Your instructions: Only the number is needed: how many lines of the records include "Class"?

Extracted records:
[Begin]
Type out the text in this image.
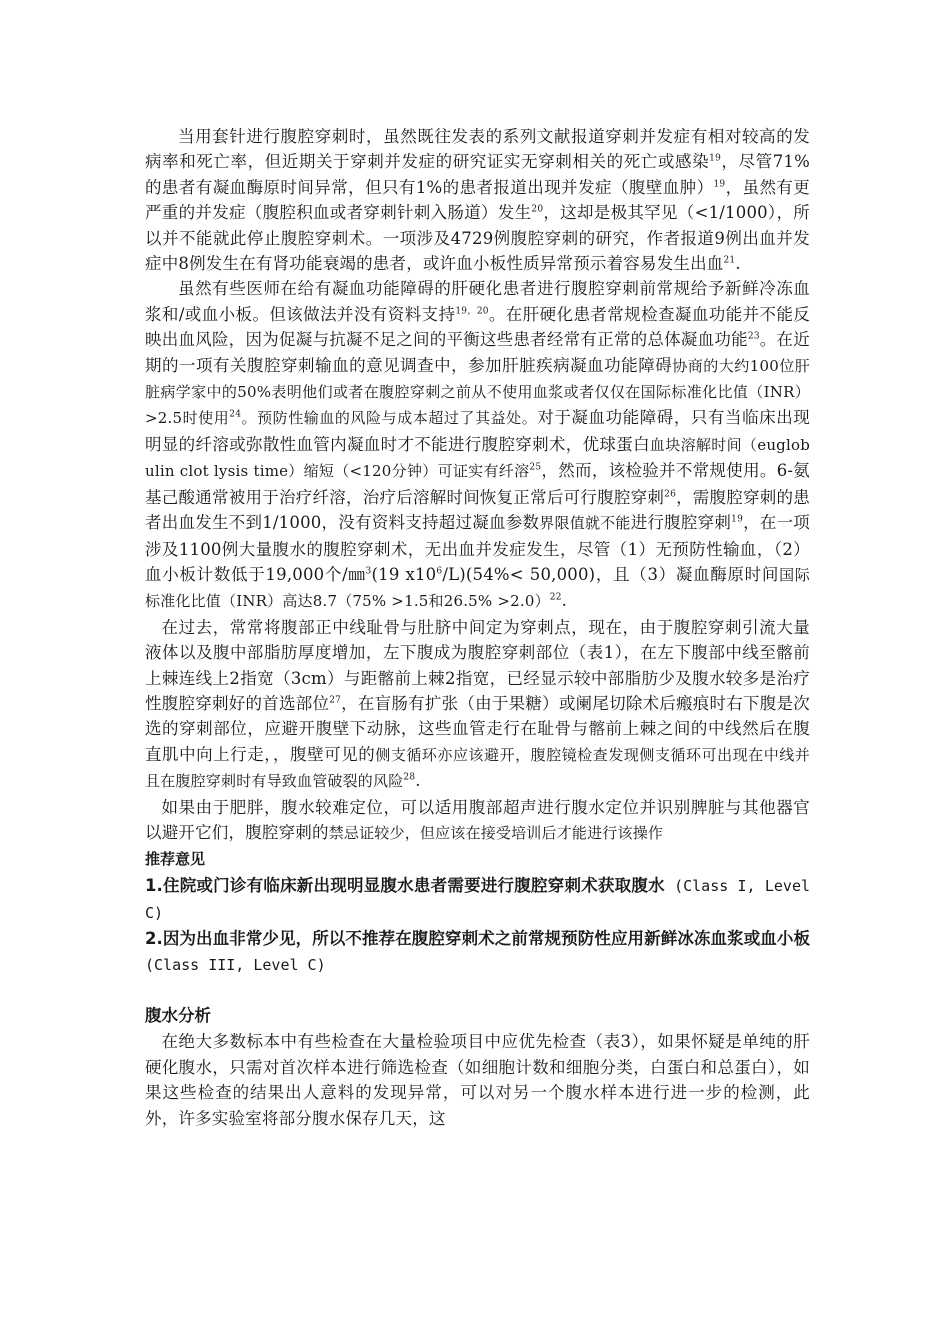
当用套针进行腹腔穿刺时，虽然既往发表的系列文献报道穿刺并发症有相对较高的发病率和死亡率，但近期关于穿刺并发症的研究证实无穿刺相关的死亡或感染$^{19}$，尽管71%的患者有凝血酶原时间异常，但只有1%的患者报道出现并发症（腹壁血肿）$^{19}$，虽然有更严重的并发症（腹腔积血或者穿刺针刺入肠道）发生$^{20}$，这却是极其罕见（<1/1000），所以并不能就此停止腹腔穿刺术。一项涉及4729例腹腔穿刺的研究，作者报道9例出血并发症中8例发生在有肾功能衰竭的患者，或许血小板性质异常预示着容易发生出血$^{21}$.

虽然有些医师在给有凝血功能障碍的肝硬化患者进行腹腔穿刺前常规给予新鲜冷冻血浆和/或血小板。但该做法并没有资料支持$^{19,20}$。在肝硬化患者常规检查凝血功能并不能反映出血风险，因为促凝与抗凝不足之间的平衡这些患者经常有正常的总体凝血功能$^{23}$。在近期的一项有关腹腔穿刺输血的意见调查中，参加肝脏疾病凝血功能障碍协商的大约100位肝脏病学家中的50%表明他们或者在腹腔穿刺之前从不使用血浆或者仅仅在国际标准化比值（INR）>2.5时使用$^{24}$。预防性输血的风险与成本超过了其益处。对于凝血功能障碍，只有当临床出现明显的纤溶或弥散性血管内凝血时才不能进行腹腔穿刺术，优球蛋白血块溶解时间（euglobulin clot lysis time）缩短（<120分钟）可证实有纤溶$^{25}$，然而，该检验并不常规使用。6-氨基己酸通常被用于治疗纤溶，治疗后溶解时间恢复正常后可行腹腔穿刺$^{26}$，需腹腔穿刺的患者出血发生不到1/1000，没有资料支持超过凝血参数界限值就不能进行腹腔穿刺$^{19}$，在一项涉及1100例大量腹水的腹腔穿刺术，无出血并发症发生，尽管（1）无预防性输血，（2）血小板计数低于19,000个/㎜$^3$(19 $x10^6/L)(54\%< 50,000)$，且（3）凝血酶原时间国际标准化比值（INR）高达8.7（75% >1.5和26.5% >2.0）$^{22}$.

在过去，常常将腹部正中线耻骨与肚脐中间定为穿刺点，现在，由于腹腔穿刺引流大量液体以及腹中部脂肪厚度增加，左下腹成为腹腔穿刺部位（表1），在左下腹部中线至髂前上棘连线上2指宽（3cm）与距髂前上棘2指宽，已经显示较中部脂肪少及腹水较多是治疗性腹腔穿刺好的首选部位$^{27}$，在盲肠有扩张（由于果糖）或阑尾切除术后瘢痕时右下腹是次选的穿刺部位，应避开腹壁下动脉，这些血管走行在耻骨与髂前上棘之间的中线然后在腹直肌中向上行走，，腹壁可见的侧支循环亦应该避开，腹腔镜检查发现侧支循环可出现在中线并且在腹腔穿刺时有导致血管破裂的风险$^{28}$.

如果由于肥胖，腹水较难定位，可以适用腹部超声进行腹水定位并识别脾脏与其他器官以避开它们，腹腔穿刺的禁忌证较少，但应该在接受培训后才能进行该操作

推荐意见

1.住院或门诊有临床新出现明显腹水患者需要进行腹腔穿刺术获取腹水 (Class I, Level C)

2.因为出血非常少见，所以不推荐在腹腔穿刺术之前常规预防性应用新鲜冰冻血浆或血小板(Class III, Level C)

腹水分析

在绝大多数标本中有些检查在大量检验项目中应优先检查（表3），如果怀疑是单纯的肝硬化腹水，只需对首次样本进行筛选检查（如细胞计数和细胞分类，白蛋白和总蛋白），如果这些检查的结果出人意料的发现异常，可以对另一个腹水样本进行进一步的检测，此外，许多实验室将部分腹水保存几天，这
[End]
Solution: 2